> RECORDED DATA:
Start

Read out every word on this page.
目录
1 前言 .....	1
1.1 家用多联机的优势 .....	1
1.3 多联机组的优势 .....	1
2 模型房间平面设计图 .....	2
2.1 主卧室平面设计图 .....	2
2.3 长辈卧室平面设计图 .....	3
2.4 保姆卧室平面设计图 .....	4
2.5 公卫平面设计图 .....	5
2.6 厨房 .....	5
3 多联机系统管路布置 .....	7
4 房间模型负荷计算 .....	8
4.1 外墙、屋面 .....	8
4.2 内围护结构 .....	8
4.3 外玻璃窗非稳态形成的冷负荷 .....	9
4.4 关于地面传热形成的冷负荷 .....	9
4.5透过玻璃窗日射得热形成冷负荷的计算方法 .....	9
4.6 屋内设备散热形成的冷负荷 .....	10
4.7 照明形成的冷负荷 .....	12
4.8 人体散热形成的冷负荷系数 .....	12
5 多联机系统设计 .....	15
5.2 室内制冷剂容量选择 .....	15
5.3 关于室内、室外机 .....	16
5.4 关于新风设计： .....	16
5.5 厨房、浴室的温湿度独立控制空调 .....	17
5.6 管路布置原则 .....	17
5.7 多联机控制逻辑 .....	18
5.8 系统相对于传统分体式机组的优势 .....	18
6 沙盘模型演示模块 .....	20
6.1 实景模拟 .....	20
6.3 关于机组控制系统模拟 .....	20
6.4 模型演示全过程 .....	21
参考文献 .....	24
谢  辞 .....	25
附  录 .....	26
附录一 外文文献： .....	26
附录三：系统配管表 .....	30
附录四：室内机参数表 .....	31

End
Start

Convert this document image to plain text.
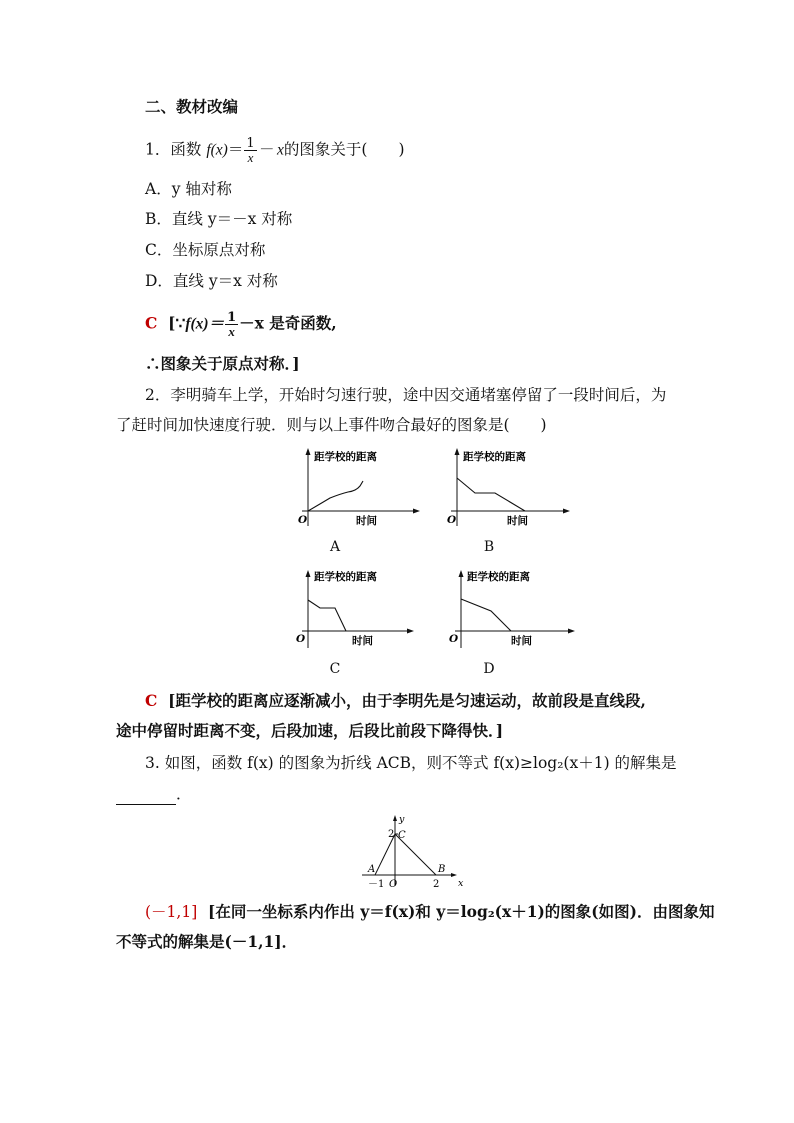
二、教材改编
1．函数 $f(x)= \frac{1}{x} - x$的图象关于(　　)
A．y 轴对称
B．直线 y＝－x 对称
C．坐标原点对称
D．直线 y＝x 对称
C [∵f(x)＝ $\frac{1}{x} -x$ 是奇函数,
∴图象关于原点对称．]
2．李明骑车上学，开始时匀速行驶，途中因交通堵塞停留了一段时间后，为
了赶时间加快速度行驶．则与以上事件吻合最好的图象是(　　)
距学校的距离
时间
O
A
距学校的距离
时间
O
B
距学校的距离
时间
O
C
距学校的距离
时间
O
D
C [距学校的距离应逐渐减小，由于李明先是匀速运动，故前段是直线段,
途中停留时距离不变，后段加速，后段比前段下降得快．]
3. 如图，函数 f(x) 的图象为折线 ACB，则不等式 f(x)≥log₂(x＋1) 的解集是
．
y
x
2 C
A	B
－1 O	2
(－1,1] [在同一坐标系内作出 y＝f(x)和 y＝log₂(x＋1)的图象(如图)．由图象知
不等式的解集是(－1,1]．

End

Write out every line of the entries that holds the word "log₂".

> THE RESPONSE:
3. 如图，函数 f(x) 的图象为折线 ACB，则不等式 f(x)≥log₂(x＋1) 的解集是
(－1,1] [在同一坐标系内作出 y＝f(x)和 y＝log₂(x＋1)的图象(如图)．由图象知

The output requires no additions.